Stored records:
━━━
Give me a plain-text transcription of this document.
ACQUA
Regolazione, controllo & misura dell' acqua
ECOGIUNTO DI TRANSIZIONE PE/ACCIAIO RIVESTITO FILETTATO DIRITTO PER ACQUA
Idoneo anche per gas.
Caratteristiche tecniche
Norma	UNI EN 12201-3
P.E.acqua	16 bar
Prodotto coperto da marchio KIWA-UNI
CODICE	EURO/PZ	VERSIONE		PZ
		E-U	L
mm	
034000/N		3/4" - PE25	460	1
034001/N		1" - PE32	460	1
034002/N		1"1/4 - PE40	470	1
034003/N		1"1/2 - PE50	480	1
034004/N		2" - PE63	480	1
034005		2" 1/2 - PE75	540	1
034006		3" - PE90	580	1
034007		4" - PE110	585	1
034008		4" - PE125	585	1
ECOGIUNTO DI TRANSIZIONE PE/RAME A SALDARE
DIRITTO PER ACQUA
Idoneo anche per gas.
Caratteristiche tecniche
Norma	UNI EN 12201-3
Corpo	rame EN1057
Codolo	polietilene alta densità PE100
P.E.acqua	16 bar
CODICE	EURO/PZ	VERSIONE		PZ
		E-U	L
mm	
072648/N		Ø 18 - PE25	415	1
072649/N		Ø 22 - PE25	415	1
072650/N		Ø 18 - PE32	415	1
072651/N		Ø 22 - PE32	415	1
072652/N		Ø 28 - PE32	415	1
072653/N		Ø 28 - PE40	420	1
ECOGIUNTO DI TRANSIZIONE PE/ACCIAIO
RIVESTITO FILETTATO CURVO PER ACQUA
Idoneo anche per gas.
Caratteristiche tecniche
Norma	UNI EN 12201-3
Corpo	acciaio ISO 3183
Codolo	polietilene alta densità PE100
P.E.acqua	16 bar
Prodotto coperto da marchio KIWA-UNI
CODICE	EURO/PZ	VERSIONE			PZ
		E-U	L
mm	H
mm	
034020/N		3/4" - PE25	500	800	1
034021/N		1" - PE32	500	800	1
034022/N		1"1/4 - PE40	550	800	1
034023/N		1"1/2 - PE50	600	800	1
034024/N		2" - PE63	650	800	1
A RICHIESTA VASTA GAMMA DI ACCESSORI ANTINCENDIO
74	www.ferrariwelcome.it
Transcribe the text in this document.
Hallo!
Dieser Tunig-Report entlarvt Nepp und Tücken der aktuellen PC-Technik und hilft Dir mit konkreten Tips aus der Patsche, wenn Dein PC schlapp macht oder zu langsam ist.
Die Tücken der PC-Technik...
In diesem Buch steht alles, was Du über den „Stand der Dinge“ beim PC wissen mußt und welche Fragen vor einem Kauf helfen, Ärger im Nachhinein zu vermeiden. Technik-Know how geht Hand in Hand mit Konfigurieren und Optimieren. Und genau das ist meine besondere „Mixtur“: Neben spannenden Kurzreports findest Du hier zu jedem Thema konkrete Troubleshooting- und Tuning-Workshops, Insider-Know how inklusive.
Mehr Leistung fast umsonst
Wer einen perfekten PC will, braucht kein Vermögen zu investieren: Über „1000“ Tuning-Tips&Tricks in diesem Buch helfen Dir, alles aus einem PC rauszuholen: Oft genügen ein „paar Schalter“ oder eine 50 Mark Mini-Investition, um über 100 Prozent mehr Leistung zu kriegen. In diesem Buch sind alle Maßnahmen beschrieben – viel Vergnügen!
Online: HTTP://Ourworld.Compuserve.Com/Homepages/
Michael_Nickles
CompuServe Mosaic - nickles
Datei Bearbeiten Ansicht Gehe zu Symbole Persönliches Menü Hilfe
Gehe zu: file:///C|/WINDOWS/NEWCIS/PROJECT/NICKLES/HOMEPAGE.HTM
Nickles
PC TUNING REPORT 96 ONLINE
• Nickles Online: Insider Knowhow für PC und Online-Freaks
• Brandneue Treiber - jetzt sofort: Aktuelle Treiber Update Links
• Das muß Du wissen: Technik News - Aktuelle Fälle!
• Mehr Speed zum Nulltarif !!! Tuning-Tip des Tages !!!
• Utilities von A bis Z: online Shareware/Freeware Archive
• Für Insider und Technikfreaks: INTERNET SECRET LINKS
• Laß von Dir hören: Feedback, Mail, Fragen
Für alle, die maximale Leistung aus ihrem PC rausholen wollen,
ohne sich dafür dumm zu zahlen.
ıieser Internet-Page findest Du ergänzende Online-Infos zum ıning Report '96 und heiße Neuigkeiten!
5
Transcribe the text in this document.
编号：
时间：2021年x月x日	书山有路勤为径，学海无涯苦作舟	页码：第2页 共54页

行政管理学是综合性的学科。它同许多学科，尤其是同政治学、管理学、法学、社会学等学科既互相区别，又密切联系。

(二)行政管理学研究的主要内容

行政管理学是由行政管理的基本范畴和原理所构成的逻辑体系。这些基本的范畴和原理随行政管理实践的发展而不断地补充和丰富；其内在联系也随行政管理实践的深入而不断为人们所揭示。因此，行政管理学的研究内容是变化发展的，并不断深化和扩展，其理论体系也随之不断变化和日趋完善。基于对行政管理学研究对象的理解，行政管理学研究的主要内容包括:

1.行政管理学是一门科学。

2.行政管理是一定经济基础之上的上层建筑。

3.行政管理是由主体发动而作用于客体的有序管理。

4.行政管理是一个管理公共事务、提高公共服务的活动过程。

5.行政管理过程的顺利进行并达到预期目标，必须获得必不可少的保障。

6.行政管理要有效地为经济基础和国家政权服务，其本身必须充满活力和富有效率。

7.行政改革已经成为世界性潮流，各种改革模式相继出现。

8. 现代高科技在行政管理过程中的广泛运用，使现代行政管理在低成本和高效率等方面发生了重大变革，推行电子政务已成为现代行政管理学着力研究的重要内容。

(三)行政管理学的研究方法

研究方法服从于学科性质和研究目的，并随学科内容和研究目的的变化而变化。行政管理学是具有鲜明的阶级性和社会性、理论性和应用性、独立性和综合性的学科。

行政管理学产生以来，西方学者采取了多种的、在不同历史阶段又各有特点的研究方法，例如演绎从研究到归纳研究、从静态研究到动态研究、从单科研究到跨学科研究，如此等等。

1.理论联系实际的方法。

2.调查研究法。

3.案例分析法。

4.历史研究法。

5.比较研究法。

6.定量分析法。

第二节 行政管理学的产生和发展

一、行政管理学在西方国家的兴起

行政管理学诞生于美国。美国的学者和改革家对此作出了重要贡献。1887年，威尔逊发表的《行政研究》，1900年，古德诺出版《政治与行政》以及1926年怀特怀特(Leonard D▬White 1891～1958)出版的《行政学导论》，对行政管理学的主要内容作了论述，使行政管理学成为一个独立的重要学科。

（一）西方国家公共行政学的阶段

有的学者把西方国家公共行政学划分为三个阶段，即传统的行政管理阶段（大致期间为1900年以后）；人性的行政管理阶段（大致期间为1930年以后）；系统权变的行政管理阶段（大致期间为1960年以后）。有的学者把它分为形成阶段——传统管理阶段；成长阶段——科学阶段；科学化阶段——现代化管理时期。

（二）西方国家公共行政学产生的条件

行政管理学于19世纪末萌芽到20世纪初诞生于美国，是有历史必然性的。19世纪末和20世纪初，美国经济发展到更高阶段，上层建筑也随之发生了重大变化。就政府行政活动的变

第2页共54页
━━━
**INSTRUCTIONS TO FOLLOW:** Retype the material in full. Each word must match.

**FINAL RESULT:**
Give me a plain-text transcription of this document.
ACQUA
Regolazione, controllo & misura dell' acqua
ECOGIUNTO DI TRANSIZIONE PE/ACCIAIO RIVESTITO FILETTATO DIRITTO PER ACQUA
Idoneo anche per gas.
Caratteristiche tecniche
Norma	UNI EN 12201-3
P.E.acqua	16 bar
Prodotto coperto da marchio KIWA-UNI
CODICE	EURO/PZ	VERSIONE		PZ
		E-U	L
mm	
034000/N		3/4" - PE25	460	1
034001/N		1" - PE32	460	1
034002/N		1"1/4 - PE40	470	1
034003/N		1"1/2 - PE50	480	1
034004/N		2" - PE63	480	1
034005		2" 1/2 - PE75	540	1
034006		3" - PE90	580	1
034007		4" - PE110	585	1
034008		4" - PE125	585	1
ECOGIUNTO DI TRANSIZIONE PE/RAME A SALDARE
DIRITTO PER ACQUA
Idoneo anche per gas.
Caratteristiche tecniche
Norma	UNI EN 12201-3
Corpo	rame EN1057
Codolo	polietilene alta densità PE100
P.E.acqua	16 bar
CODICE	EURO/PZ	VERSIONE		PZ
		E-U	L
mm	
072648/N		Ø 18 - PE25	415	1
072649/N		Ø 22 - PE25	415	1
072650/N		Ø 18 - PE32	415	1
072651/N		Ø 22 - PE32	415	1
072652/N		Ø 28 - PE32	415	1
072653/N		Ø 28 - PE40	420	1
ECOGIUNTO DI TRANSIZIONE PE/ACCIAIO
RIVESTITO FILETTATO CURVO PER ACQUA
Idoneo anche per gas.
Caratteristiche tecniche
Norma	UNI EN 12201-3
Corpo	acciaio ISO 3183
Codolo	polietilene alta densità PE100
P.E.acqua	16 bar
Prodotto coperto da marchio KIWA-UNI
CODICE	EURO/PZ	VERSIONE			PZ
		E-U	L
mm	H
mm	
034020/N		3/4" - PE25	500	800	1
034021/N		1" - PE32	500	800	1
034022/N		1"1/4 - PE40	550	800	1
034023/N		1"1/2 - PE50	600	800	1
034024/N		2" - PE63	650	800	1
A RICHIESTA VASTA GAMMA DI ACCESSORI ANTINCENDIO
74	www.ferrariwelcome.it
Transcribe the text in this document.
Hallo!
Dieser Tunig-Report entlarvt Nepp und Tücken der aktuellen PC-Technik und hilft Dir mit konkreten Tips aus der Patsche, wenn Dein PC schlapp macht oder zu langsam ist.
Die Tücken der PC-Technik...
In diesem Buch steht alles, was Du über den „Stand der Dinge“ beim PC wissen mußt und welche Fragen vor einem Kauf helfen, Ärger im Nachhinein zu vermeiden. Technik-Know how geht Hand in Hand mit Konfigurieren und Optimieren. Und genau das ist meine besondere „Mixtur“: Neben spannenden Kurzreports findest Du hier zu jedem Thema konkrete Troubleshooting- und Tuning-Workshops, Insider-Know how inklusive.
Mehr Leistung fast umsonst
Wer einen perfekten PC will, braucht kein Vermögen zu investieren: Über „1000“ Tuning-Tips&Tricks in diesem Buch helfen Dir, alles aus einem PC rauszuholen: Oft genügen ein „paar Schalter“ oder eine 50 Mark Mini-Investition, um über 100 Prozent mehr Leistung zu kriegen. In diesem Buch sind alle Maßnahmen beschrieben – viel Vergnügen!
Online: HTTP://Ourworld.Compuserve.Com/Homepages/
Michael_Nickles
CompuServe Mosaic - nickles
Datei Bearbeiten Ansicht Gehe zu Symbole Persönliches Menü Hilfe
Gehe zu: file:///C|/WINDOWS/NEWCIS/PROJECT/NICKLES/HOMEPAGE.HTM
Nickles
PC TUNING REPORT 96 ONLINE
• Nickles Online: Insider Knowhow für PC und Online-Freaks
• Brandneue Treiber - jetzt sofort: Aktuelle Treiber Update Links
• Das muß Du wissen: Technik News - Aktuelle Fälle!
• Mehr Speed zum Nulltarif !!! Tuning-Tip des Tages !!!
• Utilities von A bis Z: online Shareware/Freeware Archive
• Für Insider und Technikfreaks: INTERNET SECRET LINKS
• Laß von Dir hören: Feedback, Mail, Fragen
Für alle, die maximale Leistung aus ihrem PC rausholen wollen,
ohne sich dafür dumm zu zahlen.
ıieser Internet-Page findest Du ergänzende Online-Infos zum ıning Report '96 und heiße Neuigkeiten!
5
Transcribe the text in this document.
编号：
时间：2021年x月x日	书山有路勤为径，学海无涯苦作舟	页码：第2页 共54页

行政管理学是综合性的学科。它同许多学科，尤其是同政治学、管理学、法学、社会学等学科既互相区别，又密切联系。

(二)行政管理学研究的主要内容

行政管理学是由行政管理的基本范畴和原理所构成的逻辑体系。这些基本的范畴和原理随行政管理实践的发展而不断地补充和丰富；其内在联系也随行政管理实践的深入而不断为人们所揭示。因此，行政管理学的研究内容是变化发展的，并不断深化和扩展，其理论体系也随之不断变化和日趋完善。基于对行政管理学研究对象的理解，行政管理学研究的主要内容包括:

1.行政管理学是一门科学。

2.行政管理是一定经济基础之上的上层建筑。

3.行政管理是由主体发动而作用于客体的有序管理。

4.行政管理是一个管理公共事务、提高公共服务的活动过程。

5.行政管理过程的顺利进行并达到预期目标，必须获得必不可少的保障。

6.行政管理要有效地为经济基础和国家政权服务，其本身必须充满活力和富有效率。

7.行政改革已经成为世界性潮流，各种改革模式相继出现。

8. 现代高科技在行政管理过程中的广泛运用，使现代行政管理在低成本和高效率等方面发生了重大变革，推行电子政务已成为现代行政管理学着力研究的重要内容。

(三)行政管理学的研究方法

研究方法服从于学科性质和研究目的，并随学科内容和研究目的的变化而变化。行政管理学是具有鲜明的阶级性和社会性、理论性和应用性、独立性和综合性的学科。

行政管理学产生以来，西方学者采取了多种的、在不同历史阶段又各有特点的研究方法，例如演绎从研究到归纳研究、从静态研究到动态研究、从单科研究到跨学科研究，如此等等。

1.理论联系实际的方法。

2.调查研究法。

3.案例分析法。

4.历史研究法。

5.比较研究法。

6.定量分析法。

第二节 行政管理学的产生和发展

一、行政管理学在西方国家的兴起

行政管理学诞生于美国。美国的学者和改革家对此作出了重要贡献。1887年，威尔逊发表的《行政研究》，1900年，古德诺出版《政治与行政》以及1926年怀特怀特(Leonard D▬White 1891～1958)出版的《行政学导论》，对行政管理学的主要内容作了论述，使行政管理学成为一个独立的重要学科。

（一）西方国家公共行政学的阶段

有的学者把西方国家公共行政学划分为三个阶段，即传统的行政管理阶段（大致期间为1900年以后）；人性的行政管理阶段（大致期间为1930年以后）；系统权变的行政管理阶段（大致期间为1960年以后）。有的学者把它分为形成阶段——传统管理阶段；成长阶段——科学阶段；科学化阶段——现代化管理时期。

（二）西方国家公共行政学产生的条件

行政管理学于19世纪末萌芽到20世纪初诞生于美国，是有历史必然性的。19世纪末和20世纪初，美国经济发展到更高阶段，上层建筑也随之发生了重大变化。就政府行政活动的变

第2页共54页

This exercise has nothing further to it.